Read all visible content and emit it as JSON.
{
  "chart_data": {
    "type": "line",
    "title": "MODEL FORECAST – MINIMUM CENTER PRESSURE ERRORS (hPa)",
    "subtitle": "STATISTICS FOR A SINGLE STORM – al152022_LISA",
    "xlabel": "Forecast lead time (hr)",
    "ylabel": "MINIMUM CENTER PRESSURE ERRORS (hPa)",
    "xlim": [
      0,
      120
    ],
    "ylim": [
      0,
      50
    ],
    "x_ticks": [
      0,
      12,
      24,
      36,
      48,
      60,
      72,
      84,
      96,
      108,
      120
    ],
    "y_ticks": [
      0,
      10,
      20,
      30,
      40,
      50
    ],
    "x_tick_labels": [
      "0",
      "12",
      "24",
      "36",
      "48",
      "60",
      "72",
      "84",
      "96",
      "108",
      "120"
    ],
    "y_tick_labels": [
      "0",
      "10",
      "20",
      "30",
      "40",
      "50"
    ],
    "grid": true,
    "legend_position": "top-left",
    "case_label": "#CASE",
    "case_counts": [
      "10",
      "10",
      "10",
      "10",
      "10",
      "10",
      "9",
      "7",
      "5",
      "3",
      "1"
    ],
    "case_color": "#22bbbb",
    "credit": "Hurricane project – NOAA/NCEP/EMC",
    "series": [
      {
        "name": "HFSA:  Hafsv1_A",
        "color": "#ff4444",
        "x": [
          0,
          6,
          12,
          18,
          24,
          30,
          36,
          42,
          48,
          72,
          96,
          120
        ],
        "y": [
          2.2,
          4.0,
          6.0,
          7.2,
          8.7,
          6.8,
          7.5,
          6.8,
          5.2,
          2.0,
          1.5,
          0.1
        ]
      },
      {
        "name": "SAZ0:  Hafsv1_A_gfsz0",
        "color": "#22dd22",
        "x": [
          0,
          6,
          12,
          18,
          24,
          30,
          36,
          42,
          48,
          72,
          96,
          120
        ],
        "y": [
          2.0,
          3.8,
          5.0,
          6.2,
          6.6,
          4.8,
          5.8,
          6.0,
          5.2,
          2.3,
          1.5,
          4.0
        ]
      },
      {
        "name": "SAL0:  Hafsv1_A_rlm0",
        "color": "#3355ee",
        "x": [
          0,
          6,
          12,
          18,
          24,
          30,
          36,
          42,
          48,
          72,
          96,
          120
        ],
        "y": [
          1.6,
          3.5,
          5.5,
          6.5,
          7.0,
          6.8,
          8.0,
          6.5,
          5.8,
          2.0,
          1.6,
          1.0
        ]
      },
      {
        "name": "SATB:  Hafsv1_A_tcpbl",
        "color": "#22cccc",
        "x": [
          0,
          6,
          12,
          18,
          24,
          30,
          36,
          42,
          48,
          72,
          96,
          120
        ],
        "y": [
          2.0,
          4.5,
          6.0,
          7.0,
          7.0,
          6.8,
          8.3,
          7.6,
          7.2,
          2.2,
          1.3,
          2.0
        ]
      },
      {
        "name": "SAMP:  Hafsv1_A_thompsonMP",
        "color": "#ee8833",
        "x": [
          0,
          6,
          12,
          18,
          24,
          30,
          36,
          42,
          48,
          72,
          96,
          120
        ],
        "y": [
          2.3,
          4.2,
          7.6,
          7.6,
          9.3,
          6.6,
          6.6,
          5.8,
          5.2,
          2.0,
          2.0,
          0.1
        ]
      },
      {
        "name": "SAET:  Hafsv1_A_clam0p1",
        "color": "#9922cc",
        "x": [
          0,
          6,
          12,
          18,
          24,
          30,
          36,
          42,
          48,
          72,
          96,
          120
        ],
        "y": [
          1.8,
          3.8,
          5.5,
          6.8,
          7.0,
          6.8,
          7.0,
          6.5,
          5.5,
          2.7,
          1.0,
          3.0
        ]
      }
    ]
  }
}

■ YOUR GOAL ■
Search the data for "MINIMUM". Copy every line that has it.

■ SOLVED EXERCISE ■
    "title": "MODEL FORECAST – MINIMUM CENTER PRESSURE ERRORS (hPa)",
    "ylabel": "MINIMUM CENTER PRESSURE ERRORS (hPa)",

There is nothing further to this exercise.